* [Given task] Pick out each line in these entries that contains the string "ミカroom".

* [Exercise input]
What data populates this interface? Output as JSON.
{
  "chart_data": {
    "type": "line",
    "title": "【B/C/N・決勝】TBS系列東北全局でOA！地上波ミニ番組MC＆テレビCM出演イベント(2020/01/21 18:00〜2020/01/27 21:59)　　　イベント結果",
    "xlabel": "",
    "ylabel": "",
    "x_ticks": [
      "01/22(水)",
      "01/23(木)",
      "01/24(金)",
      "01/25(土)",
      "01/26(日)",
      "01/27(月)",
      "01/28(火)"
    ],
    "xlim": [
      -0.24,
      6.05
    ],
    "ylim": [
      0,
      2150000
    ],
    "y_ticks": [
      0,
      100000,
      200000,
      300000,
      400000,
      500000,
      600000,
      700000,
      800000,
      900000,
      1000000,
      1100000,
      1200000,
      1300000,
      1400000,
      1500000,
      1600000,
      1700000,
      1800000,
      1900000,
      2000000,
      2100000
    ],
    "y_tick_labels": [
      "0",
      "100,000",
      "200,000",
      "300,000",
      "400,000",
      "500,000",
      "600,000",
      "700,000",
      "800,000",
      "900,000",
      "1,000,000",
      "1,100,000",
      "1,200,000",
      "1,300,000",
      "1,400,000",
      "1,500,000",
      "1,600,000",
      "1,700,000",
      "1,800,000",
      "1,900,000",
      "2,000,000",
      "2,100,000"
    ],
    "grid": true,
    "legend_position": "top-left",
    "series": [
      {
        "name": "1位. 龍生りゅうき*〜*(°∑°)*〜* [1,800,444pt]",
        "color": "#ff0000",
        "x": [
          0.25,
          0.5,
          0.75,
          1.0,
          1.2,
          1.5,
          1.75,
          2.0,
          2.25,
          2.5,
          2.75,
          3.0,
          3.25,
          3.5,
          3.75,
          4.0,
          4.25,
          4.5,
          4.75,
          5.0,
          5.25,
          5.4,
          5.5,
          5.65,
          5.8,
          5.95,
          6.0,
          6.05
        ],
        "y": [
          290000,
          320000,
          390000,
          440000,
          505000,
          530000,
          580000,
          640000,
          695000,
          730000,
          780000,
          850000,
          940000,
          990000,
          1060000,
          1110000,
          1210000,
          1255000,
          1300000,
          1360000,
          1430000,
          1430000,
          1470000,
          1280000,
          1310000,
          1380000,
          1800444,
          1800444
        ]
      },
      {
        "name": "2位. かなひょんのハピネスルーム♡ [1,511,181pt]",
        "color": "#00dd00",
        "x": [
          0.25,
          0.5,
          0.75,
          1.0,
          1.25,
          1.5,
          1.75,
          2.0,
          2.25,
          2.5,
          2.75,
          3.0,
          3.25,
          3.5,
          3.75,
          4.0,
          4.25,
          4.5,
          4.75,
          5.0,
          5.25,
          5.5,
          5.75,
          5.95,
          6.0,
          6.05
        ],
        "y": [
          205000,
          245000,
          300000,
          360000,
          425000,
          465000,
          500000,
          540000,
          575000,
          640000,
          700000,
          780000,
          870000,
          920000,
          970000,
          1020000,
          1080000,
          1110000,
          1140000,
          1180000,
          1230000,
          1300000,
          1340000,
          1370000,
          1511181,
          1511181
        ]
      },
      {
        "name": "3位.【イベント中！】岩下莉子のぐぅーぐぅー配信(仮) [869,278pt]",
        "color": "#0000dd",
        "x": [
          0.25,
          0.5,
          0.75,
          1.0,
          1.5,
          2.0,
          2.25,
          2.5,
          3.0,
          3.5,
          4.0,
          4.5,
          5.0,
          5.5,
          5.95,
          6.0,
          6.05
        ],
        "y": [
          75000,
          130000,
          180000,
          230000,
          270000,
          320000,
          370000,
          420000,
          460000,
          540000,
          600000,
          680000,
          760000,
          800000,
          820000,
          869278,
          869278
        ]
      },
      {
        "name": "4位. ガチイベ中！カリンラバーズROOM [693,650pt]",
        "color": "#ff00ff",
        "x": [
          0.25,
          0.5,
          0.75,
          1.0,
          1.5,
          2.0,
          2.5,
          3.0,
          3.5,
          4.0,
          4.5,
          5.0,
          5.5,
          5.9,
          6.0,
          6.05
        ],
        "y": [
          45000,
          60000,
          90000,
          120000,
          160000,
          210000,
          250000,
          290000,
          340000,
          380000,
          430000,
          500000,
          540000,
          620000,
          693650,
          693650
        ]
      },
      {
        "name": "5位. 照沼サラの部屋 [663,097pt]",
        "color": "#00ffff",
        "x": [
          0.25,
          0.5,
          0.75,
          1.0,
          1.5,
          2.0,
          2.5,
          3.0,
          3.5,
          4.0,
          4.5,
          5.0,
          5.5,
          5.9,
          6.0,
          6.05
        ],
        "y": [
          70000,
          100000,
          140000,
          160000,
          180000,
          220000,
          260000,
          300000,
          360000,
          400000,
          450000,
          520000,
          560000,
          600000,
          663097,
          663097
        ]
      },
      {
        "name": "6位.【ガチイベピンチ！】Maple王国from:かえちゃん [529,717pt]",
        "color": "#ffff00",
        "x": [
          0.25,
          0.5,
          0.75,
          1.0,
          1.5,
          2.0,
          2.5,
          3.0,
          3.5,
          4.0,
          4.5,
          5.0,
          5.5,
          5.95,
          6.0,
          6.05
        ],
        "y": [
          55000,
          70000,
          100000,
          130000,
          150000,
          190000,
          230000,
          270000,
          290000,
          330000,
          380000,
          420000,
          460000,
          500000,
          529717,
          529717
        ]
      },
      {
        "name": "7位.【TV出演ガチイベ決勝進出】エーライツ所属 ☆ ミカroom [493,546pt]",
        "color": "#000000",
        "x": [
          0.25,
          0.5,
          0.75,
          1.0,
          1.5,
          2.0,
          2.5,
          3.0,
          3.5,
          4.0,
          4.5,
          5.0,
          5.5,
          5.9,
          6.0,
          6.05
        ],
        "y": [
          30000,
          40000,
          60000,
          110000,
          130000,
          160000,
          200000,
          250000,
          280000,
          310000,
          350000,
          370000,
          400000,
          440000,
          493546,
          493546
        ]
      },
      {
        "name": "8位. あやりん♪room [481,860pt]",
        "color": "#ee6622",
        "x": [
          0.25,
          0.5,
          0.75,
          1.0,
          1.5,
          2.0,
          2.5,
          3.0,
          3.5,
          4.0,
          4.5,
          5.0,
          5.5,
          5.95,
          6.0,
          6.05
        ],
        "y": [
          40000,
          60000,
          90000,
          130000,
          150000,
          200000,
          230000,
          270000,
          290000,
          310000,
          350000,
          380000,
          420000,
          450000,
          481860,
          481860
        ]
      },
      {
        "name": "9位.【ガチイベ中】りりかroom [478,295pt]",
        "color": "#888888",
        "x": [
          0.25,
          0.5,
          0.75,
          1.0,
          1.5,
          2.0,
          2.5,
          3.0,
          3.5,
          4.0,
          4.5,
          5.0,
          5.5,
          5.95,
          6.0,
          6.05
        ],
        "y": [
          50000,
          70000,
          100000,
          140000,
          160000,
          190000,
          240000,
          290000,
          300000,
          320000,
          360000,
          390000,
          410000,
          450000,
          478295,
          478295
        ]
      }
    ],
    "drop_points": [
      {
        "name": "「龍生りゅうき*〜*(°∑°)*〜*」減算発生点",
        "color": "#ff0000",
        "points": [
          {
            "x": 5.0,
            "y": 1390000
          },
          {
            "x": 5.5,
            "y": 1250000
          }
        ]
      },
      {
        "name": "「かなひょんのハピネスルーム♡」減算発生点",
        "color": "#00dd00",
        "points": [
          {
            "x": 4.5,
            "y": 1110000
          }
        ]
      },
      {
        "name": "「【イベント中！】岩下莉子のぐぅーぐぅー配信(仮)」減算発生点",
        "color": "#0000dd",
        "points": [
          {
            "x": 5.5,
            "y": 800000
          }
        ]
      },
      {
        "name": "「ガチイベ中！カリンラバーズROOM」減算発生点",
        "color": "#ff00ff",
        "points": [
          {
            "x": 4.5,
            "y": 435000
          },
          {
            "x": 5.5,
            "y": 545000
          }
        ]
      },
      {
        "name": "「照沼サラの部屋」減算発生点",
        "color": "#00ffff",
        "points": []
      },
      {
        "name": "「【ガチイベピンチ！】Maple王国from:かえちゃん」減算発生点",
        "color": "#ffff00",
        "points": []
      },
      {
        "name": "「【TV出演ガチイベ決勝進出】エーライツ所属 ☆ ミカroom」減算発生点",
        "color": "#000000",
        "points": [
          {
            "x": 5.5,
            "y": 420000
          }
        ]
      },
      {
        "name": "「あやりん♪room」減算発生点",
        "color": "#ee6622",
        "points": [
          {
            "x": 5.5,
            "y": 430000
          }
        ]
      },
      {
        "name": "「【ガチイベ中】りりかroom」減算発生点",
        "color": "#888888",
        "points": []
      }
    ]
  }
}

* [Right answer]
        "name": "7位.【TV出演ガチイベ決勝進出】エーライツ所属 ☆ ミカroom [493,546pt]",
        "name": "「【TV出演ガチイベ決勝進出】エーライツ所属 ☆ ミカroom」減算発生点",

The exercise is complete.